> _Given task_: Beginning with the line containing "Convert this document image to plain text." and ending with the last line of the records, set down every line exactly.

——

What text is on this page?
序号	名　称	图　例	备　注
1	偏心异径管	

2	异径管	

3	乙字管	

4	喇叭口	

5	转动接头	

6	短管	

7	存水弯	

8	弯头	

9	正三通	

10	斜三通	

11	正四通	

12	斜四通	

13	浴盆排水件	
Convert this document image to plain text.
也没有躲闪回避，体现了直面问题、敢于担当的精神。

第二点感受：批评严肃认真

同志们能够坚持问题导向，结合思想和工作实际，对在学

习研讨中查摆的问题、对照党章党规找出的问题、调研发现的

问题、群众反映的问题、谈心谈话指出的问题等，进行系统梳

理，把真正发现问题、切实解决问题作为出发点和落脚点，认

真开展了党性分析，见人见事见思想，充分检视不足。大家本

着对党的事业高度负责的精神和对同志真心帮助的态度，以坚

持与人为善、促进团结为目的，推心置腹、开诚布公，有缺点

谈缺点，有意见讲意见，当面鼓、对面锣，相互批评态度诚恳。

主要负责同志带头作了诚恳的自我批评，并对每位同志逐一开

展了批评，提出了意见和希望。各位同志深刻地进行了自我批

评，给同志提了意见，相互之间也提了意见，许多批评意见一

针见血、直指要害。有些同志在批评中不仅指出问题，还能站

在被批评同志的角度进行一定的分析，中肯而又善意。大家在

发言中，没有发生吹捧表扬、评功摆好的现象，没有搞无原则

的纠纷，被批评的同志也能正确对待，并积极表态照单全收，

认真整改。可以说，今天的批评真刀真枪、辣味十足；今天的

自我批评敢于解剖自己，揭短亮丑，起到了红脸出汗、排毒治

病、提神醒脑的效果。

——

> _Exercise response_:
Convert this document image to plain text.
也没有躲闪回避，体现了直面问题、敢于担当的精神。

第二点感受：批评严肃认真

同志们能够坚持问题导向，结合思想和工作实际，对在学

习研讨中查摆的问题、对照党章党规找出的问题、调研发现的

问题、群众反映的问题、谈心谈话指出的问题等，进行系统梳

理，把真正发现问题、切实解决问题作为出发点和落脚点，认

真开展了党性分析，见人见事见思想，充分检视不足。大家本

着对党的事业高度负责的精神和对同志真心帮助的态度，以坚

持与人为善、促进团结为目的，推心置腹、开诚布公，有缺点

谈缺点，有意见讲意见，当面鼓、对面锣，相互批评态度诚恳。

主要负责同志带头作了诚恳的自我批评，并对每位同志逐一开

展了批评，提出了意见和希望。各位同志深刻地进行了自我批

评，给同志提了意见，相互之间也提了意见，许多批评意见一

针见血、直指要害。有些同志在批评中不仅指出问题，还能站

在被批评同志的角度进行一定的分析，中肯而又善意。大家在

发言中，没有发生吹捧表扬、评功摆好的现象，没有搞无原则

的纠纷，被批评的同志也能正确对待，并积极表态照单全收，

认真整改。可以说，今天的批评真刀真枪、辣味十足；今天的

自我批评敢于解剖自己，揭短亮丑，起到了红脸出汗、排毒治

病、提神醒脑的效果。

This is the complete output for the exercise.